Repeat the records word for word, excluding any picture.

A run of records
* Begin *

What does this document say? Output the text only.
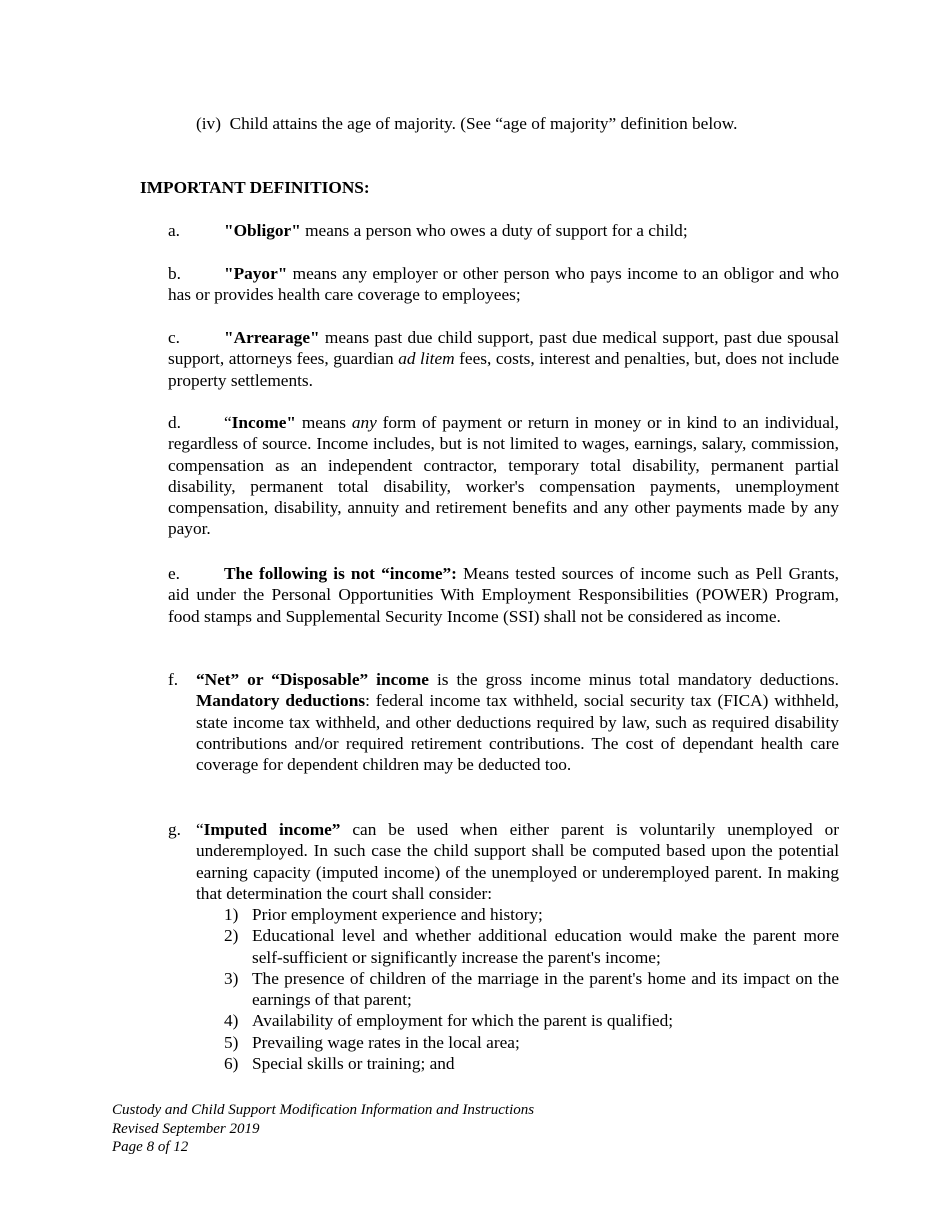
(iv) Child attains the age of majority. (See “age of majority” definition below.
IMPORTANT DEFINITIONS:
a.	"Obligor" means a person who owes a duty of support for a child;
b. "Payor" means any employer or other person who pays income to an obligor and who has or provides health care coverage to employees;
c.	"Arrearage" means past due child support, past due medical support, past due spousal support, attorneys fees, guardian ad litem fees, costs, interest and penalties, but, does not include property settlements.
d. “Income" means any form of payment or return in money or in kind to an individual, regardless of source. Income includes, but is not limited to wages, earnings, salary, commission, compensation as an independent contractor, temporary total disability, permanent partial disability, permanent total disability, worker's compensation payments, unemployment compensation, disability, annuity and retirement benefits and any other payments made by any payor.
e.	The following is not “income”: Means tested sources of income such as Pell Grants, aid under the Personal Opportunities With Employment Responsibilities (POWER) Program, food stamps and Supplemental Security Income (SSI) shall not be considered as income.
f. “Net” or “Disposable” income is the gross income minus total mandatory deductions. Mandatory deductions: federal income tax withheld, social security tax (FICA) withheld, state income tax withheld, and other deductions required by law, such as required disability contributions and/or required retirement contributions. The cost of dependant health care coverage for dependent children may be deducted too.
g. “Imputed income” can be used when either parent is voluntarily unemployed or underemployed. In such case the child support shall be computed based upon the potential earning capacity (imputed income) of the unemployed or underemployed parent. In making that determination the court shall consider:
1) Prior employment experience and history;
2) Educational level and whether additional education would make the parent more self-sufficient or significantly increase the parent's income;
3) The presence of children of the marriage in the parent's home and its impact on the earnings of that parent;
4) Availability of employment for which the parent is qualified;
5) Prevailing wage rates in the local area;
6) Special skills or training; and
Custody and Child Support Modification Information and Instructions
Revised September 2019
Page 8 of 12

* End *

__Correct result__.
What does this document say? Output the text only.
(iv) Child attains the age of majority. (See “age of majority” definition below.
IMPORTANT DEFINITIONS:
a.	"Obligor" means a person who owes a duty of support for a child;
b. "Payor" means any employer or other person who pays income to an obligor and who has or provides health care coverage to employees;
c.	"Arrearage" means past due child support, past due medical support, past due spousal support, attorneys fees, guardian ad litem fees, costs, interest and penalties, but, does not include property settlements.
d. “Income" means any form of payment or return in money or in kind to an individual, regardless of source. Income includes, but is not limited to wages, earnings, salary, commission, compensation as an independent contractor, temporary total disability, permanent partial disability, permanent total disability, worker's compensation payments, unemployment compensation, disability, annuity and retirement benefits and any other payments made by any payor.
e.	The following is not “income”: Means tested sources of income such as Pell Grants, aid under the Personal Opportunities With Employment Responsibilities (POWER) Program, food stamps and Supplemental Security Income (SSI) shall not be considered as income.
f. “Net” or “Disposable” income is the gross income minus total mandatory deductions. Mandatory deductions: federal income tax withheld, social security tax (FICA) withheld, state income tax withheld, and other deductions required by law, such as required disability contributions and/or required retirement contributions. The cost of dependant health care coverage for dependent children may be deducted too.
g. “Imputed income” can be used when either parent is voluntarily unemployed or underemployed. In such case the child support shall be computed based upon the potential earning capacity (imputed income) of the unemployed or underemployed parent. In making that determination the court shall consider:
1) Prior employment experience and history;
2) Educational level and whether additional education would make the parent more self-sufficient or significantly increase the parent's income;
3) The presence of children of the marriage in the parent's home and its impact on the earnings of that parent;
4) Availability of employment for which the parent is qualified;
5) Prevailing wage rates in the local area;
6) Special skills or training; and
Custody and Child Support Modification Information and Instructions
Revised September 2019
Page 8 of 12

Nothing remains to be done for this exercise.